§ Exercise aim:
Check each line of the listing below for the string "register", and copy the ones that have it.

§ Records to process:
----------
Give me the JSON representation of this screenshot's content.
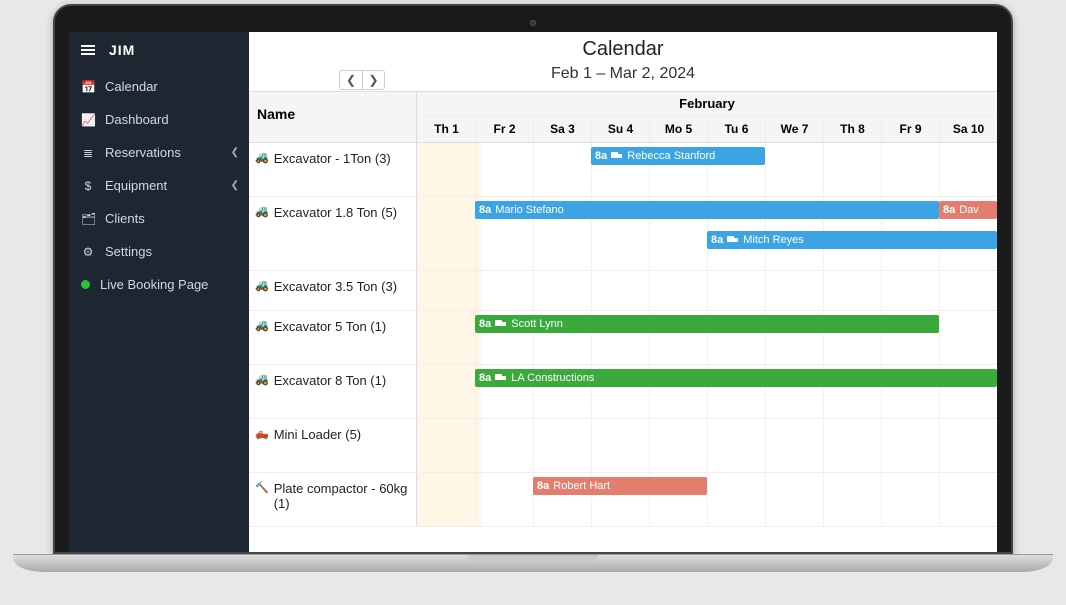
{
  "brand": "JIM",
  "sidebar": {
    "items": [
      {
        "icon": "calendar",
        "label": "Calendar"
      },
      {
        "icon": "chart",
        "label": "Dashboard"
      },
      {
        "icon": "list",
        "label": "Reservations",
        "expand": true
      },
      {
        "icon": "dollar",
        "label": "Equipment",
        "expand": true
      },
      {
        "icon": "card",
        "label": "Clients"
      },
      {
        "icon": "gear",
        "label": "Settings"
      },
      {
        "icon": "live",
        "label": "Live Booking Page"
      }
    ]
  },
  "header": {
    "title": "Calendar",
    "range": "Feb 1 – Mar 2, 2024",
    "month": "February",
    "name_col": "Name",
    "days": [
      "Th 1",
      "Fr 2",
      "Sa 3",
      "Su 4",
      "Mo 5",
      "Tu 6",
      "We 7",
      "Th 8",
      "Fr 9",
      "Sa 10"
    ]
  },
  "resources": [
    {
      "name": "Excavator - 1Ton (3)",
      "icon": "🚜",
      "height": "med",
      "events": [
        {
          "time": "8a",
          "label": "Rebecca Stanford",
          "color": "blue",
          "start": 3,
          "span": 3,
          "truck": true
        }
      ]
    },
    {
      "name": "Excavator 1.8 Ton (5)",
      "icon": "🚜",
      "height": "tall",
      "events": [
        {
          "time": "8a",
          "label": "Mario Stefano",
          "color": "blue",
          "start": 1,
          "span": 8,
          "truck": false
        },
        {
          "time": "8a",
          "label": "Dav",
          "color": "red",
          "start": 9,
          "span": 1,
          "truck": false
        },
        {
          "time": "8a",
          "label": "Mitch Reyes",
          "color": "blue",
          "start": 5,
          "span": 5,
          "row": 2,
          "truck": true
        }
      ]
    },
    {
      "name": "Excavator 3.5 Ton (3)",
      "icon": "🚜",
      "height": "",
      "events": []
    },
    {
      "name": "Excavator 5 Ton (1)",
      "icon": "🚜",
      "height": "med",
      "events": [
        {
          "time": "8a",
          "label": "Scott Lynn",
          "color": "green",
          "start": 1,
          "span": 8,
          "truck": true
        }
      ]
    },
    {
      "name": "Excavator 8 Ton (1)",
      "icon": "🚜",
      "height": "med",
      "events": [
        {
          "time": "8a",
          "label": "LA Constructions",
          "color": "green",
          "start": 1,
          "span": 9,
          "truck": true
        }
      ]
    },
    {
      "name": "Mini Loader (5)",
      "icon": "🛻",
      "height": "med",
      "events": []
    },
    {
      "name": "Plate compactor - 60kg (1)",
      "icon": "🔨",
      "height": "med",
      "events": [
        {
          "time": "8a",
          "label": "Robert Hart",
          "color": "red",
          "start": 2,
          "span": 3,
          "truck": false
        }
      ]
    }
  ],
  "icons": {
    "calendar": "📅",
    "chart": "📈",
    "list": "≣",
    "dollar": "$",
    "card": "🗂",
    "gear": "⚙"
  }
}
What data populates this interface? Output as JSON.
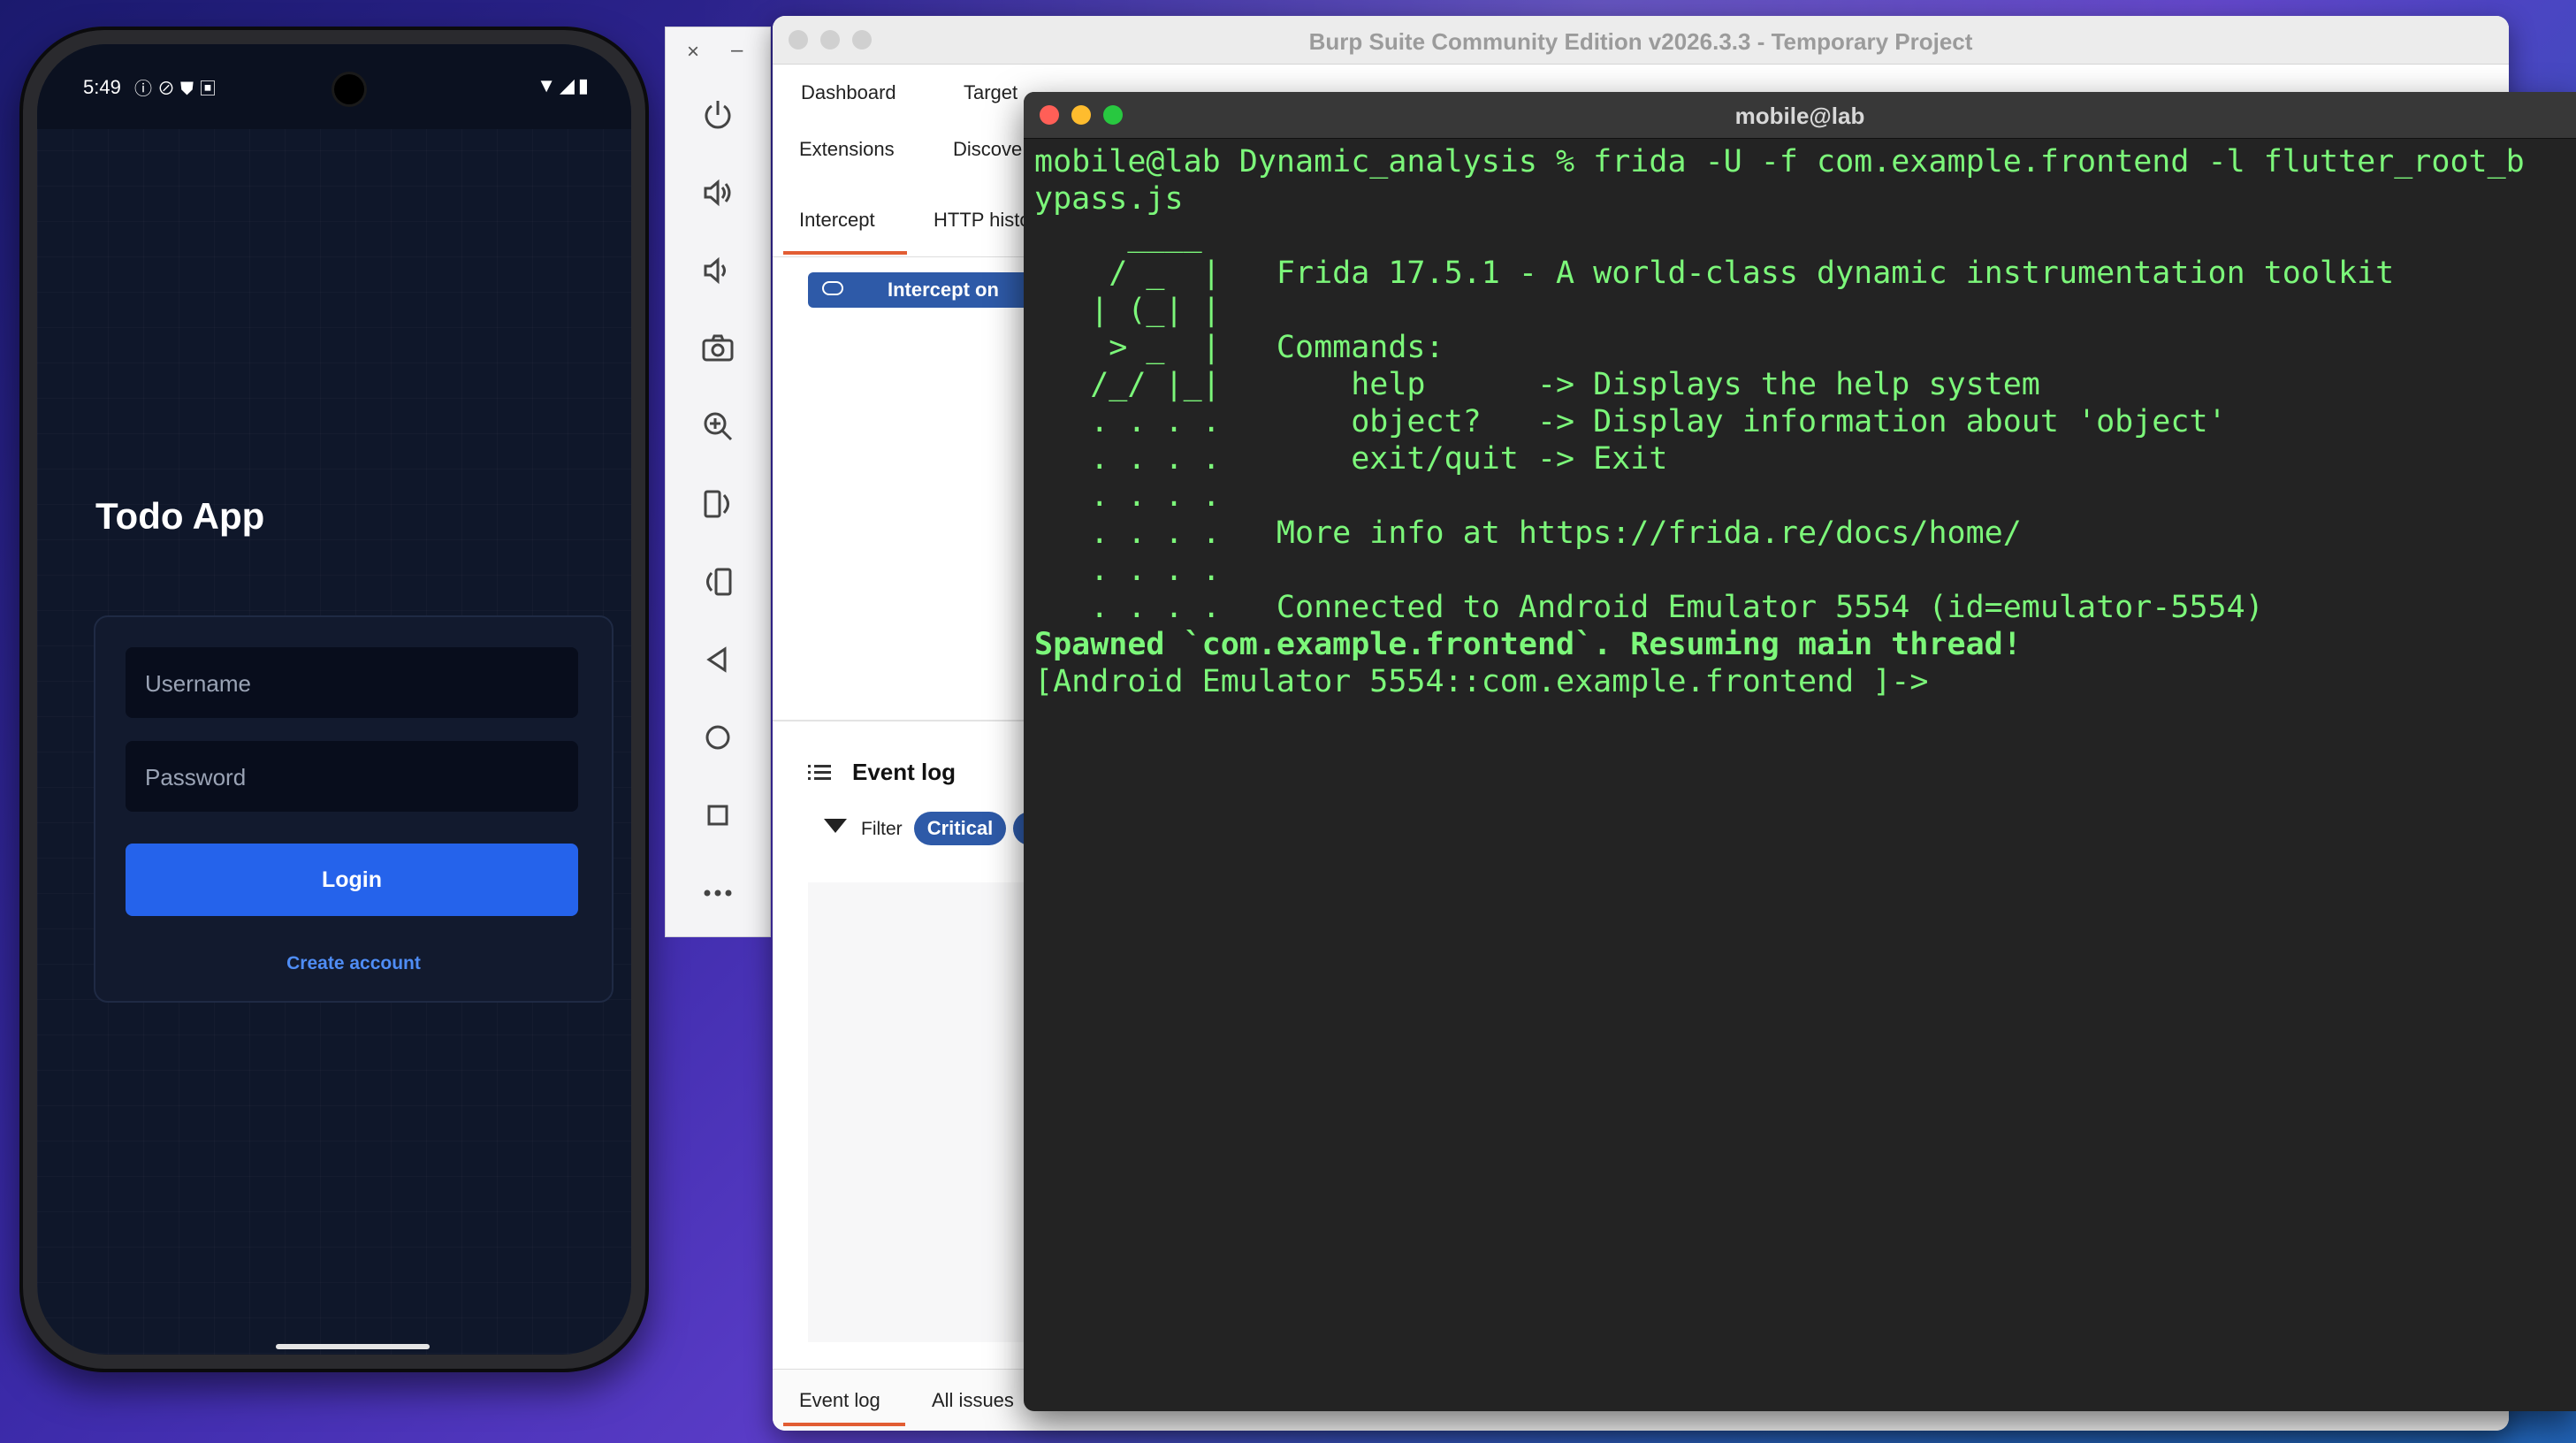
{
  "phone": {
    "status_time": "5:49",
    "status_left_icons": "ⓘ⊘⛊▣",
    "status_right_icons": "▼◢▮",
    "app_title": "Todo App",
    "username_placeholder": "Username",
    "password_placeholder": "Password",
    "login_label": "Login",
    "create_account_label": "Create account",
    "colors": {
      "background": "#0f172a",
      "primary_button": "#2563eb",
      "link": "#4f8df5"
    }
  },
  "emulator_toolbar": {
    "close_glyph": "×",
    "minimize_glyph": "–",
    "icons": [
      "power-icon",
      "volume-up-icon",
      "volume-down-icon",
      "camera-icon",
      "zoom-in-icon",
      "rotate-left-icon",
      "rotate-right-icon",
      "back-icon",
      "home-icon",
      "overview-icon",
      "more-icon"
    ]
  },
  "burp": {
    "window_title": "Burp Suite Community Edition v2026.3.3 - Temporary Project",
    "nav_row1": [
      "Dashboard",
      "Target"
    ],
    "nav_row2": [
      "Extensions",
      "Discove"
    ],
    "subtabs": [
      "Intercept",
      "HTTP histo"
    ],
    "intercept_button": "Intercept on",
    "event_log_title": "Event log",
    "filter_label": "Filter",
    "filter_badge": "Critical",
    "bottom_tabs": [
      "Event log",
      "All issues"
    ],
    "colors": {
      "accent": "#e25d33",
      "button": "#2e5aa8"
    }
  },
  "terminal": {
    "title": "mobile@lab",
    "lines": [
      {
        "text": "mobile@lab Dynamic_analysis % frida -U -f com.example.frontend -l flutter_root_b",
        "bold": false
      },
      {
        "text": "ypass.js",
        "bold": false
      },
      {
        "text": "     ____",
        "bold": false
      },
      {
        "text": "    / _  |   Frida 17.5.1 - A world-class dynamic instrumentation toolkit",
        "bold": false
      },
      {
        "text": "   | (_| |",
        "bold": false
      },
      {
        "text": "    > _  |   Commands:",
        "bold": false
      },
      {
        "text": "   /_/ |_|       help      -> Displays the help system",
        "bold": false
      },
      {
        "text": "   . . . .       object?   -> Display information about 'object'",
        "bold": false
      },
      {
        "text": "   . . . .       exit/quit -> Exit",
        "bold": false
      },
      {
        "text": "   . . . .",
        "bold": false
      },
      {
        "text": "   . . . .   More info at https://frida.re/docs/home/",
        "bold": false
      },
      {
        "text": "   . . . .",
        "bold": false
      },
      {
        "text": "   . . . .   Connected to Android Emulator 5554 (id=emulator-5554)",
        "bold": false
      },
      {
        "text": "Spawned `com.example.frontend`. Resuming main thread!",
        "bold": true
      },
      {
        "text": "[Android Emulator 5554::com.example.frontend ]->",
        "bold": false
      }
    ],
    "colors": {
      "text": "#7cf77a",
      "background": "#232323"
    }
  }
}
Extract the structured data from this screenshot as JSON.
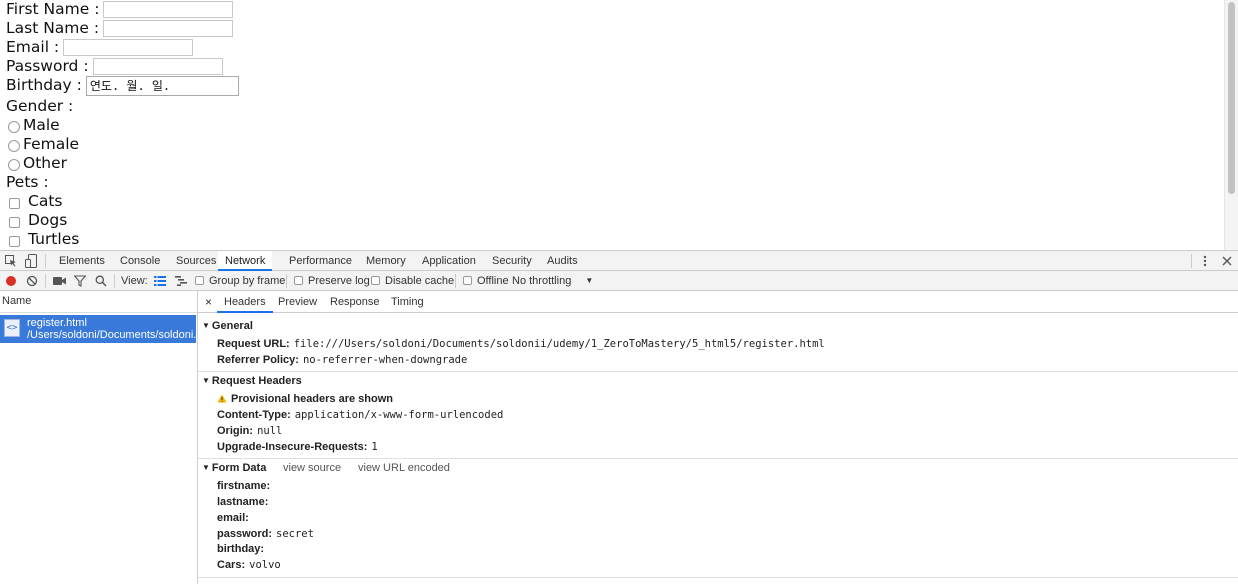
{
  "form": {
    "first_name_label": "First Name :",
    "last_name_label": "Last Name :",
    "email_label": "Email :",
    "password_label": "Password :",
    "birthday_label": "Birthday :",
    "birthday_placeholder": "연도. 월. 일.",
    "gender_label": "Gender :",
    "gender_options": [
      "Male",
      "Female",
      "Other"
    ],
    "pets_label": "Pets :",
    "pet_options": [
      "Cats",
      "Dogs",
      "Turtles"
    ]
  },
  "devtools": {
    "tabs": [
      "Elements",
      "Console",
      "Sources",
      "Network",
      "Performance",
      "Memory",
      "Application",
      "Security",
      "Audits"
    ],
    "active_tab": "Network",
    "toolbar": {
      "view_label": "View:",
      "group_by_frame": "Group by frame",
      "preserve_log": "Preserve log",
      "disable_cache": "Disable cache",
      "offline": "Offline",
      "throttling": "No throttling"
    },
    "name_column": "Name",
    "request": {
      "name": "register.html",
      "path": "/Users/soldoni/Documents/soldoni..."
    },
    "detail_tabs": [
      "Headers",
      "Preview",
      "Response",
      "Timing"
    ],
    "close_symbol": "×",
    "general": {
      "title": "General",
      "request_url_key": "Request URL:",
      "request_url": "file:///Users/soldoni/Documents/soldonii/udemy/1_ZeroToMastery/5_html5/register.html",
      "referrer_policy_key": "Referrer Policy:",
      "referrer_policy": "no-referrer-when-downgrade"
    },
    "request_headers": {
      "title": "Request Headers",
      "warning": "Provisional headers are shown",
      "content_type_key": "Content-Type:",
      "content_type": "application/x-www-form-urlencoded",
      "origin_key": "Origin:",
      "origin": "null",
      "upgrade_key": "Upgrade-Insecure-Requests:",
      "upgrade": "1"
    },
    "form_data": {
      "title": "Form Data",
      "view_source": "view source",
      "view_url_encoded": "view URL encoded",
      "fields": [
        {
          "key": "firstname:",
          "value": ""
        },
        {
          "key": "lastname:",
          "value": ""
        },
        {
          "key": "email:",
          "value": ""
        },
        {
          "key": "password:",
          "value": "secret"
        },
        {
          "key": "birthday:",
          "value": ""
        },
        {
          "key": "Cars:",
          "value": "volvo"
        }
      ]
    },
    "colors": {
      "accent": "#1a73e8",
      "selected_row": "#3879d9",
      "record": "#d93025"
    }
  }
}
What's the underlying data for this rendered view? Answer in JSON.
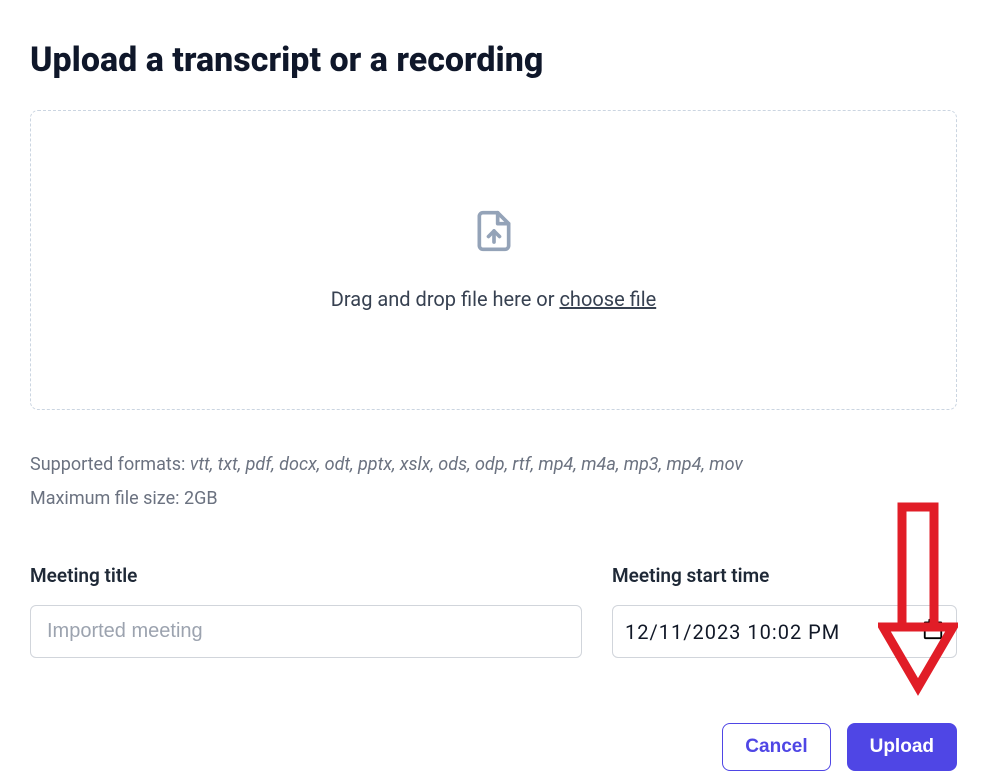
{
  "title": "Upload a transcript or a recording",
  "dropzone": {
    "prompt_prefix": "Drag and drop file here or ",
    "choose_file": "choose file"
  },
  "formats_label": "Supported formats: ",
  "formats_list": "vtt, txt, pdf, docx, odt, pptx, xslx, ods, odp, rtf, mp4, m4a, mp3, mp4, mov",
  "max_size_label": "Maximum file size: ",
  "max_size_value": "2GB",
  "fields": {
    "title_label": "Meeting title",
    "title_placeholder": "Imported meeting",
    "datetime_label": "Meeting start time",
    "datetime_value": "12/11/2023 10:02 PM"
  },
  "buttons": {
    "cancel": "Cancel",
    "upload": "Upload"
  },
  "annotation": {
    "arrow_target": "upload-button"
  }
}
----------
§ The reply:
      "name": "register.html",
      "request_url": "file:///Users/soldoni/Documents/soldonii/udemy/1_ZeroToMastery/5_html5/register.html",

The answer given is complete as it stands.